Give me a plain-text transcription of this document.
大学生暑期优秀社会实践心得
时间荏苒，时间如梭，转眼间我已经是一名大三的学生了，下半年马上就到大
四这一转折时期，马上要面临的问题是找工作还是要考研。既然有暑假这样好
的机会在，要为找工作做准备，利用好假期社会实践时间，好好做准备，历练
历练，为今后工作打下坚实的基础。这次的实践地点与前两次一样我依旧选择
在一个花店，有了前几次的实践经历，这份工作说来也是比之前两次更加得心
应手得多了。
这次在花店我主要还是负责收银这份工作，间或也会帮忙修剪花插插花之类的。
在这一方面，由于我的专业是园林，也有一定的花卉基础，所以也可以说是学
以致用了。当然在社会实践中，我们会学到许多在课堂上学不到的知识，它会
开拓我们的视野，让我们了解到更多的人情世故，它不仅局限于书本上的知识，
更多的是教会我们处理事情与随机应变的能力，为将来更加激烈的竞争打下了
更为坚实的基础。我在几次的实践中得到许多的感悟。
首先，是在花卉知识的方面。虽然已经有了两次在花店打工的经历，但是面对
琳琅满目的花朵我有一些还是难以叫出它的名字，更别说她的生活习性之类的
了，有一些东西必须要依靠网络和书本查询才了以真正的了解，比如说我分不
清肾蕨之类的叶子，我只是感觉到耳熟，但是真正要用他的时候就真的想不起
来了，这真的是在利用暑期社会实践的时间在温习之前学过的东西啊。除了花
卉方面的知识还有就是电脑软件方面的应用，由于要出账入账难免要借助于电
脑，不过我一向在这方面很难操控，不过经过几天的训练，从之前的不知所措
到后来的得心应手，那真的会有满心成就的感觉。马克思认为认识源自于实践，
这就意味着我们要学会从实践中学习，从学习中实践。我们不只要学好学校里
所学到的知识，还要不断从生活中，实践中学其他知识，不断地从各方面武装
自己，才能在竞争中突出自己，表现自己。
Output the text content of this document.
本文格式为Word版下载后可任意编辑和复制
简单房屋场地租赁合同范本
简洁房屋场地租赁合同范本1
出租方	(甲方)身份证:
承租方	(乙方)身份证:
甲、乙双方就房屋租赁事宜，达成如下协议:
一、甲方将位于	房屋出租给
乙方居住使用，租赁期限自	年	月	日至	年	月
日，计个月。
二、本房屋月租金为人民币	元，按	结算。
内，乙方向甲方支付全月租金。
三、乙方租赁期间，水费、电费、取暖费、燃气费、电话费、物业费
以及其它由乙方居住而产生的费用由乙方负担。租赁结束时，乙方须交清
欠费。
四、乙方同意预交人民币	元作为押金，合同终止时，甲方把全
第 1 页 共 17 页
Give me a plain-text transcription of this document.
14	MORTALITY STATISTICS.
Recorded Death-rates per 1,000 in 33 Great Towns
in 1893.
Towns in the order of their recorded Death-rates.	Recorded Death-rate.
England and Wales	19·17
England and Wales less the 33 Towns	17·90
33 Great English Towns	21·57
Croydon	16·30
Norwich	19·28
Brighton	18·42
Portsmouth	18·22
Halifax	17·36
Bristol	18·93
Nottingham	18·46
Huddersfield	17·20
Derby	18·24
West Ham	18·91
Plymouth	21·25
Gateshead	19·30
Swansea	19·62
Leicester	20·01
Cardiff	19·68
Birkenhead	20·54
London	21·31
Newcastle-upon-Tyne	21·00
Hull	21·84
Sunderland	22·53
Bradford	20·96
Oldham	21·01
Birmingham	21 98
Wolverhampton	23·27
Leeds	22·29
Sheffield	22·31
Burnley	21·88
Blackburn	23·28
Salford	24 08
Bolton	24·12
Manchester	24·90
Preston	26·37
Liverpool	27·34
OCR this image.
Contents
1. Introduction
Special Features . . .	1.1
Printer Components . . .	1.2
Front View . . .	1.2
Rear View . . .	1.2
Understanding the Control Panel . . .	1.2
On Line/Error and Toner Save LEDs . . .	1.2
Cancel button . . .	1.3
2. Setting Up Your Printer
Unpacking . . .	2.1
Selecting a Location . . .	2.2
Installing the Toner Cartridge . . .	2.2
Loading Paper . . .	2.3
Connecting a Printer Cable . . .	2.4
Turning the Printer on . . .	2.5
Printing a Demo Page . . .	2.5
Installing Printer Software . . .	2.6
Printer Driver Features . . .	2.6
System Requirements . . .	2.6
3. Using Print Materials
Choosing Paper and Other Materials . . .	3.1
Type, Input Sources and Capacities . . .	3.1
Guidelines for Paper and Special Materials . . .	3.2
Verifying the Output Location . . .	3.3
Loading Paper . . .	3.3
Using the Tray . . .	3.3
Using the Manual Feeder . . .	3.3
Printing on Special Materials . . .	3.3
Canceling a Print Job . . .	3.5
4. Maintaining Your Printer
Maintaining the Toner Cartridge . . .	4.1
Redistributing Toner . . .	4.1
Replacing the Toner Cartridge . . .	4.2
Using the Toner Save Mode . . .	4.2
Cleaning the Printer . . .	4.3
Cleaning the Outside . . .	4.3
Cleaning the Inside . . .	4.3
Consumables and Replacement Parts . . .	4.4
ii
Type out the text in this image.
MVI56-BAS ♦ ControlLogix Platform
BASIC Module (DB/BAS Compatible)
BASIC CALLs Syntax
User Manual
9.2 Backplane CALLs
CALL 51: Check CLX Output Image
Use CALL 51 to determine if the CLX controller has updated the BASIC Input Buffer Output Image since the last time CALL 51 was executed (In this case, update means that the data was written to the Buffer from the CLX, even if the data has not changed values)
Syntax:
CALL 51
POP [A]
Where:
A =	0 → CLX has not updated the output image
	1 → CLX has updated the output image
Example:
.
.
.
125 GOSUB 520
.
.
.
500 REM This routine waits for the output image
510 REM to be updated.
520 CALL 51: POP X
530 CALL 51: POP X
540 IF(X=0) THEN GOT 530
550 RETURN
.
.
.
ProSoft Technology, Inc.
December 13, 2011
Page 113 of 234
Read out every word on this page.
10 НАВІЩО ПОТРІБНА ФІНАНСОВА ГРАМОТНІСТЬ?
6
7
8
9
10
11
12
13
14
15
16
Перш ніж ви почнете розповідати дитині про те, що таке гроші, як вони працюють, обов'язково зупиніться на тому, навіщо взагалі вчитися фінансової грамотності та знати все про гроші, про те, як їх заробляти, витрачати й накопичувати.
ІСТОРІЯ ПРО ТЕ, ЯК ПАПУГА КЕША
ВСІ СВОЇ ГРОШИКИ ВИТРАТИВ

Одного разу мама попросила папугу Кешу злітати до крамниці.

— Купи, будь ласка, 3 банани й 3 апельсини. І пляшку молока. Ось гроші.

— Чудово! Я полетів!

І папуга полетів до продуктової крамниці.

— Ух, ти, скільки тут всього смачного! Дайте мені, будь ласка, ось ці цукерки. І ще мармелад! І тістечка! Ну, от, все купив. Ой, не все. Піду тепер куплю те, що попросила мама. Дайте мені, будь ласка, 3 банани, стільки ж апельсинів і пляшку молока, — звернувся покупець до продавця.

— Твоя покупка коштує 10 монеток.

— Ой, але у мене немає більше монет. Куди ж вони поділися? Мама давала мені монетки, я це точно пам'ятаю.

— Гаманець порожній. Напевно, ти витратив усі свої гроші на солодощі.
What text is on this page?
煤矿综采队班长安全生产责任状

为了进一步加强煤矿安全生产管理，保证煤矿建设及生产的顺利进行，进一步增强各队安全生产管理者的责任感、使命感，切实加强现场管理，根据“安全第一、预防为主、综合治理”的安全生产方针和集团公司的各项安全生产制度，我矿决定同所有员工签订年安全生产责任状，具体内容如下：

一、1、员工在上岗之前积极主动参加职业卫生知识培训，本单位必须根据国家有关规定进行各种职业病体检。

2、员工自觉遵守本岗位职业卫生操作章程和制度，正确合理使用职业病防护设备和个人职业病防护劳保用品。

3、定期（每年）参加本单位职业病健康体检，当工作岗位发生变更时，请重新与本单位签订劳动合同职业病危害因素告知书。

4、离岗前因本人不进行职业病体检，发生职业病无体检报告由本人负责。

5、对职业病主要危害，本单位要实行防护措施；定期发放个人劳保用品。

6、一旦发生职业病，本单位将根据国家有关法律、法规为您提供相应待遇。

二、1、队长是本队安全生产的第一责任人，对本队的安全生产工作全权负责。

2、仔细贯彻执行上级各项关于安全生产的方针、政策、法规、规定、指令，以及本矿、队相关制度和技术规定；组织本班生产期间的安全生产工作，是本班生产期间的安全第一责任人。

----

* **Your instructions**
Show, from the listing above, each line that contains the word "Maintaining".

* **Correct result**
4. Maintaining Your Printer
Maintaining the Toner Cartridge . . .	4.1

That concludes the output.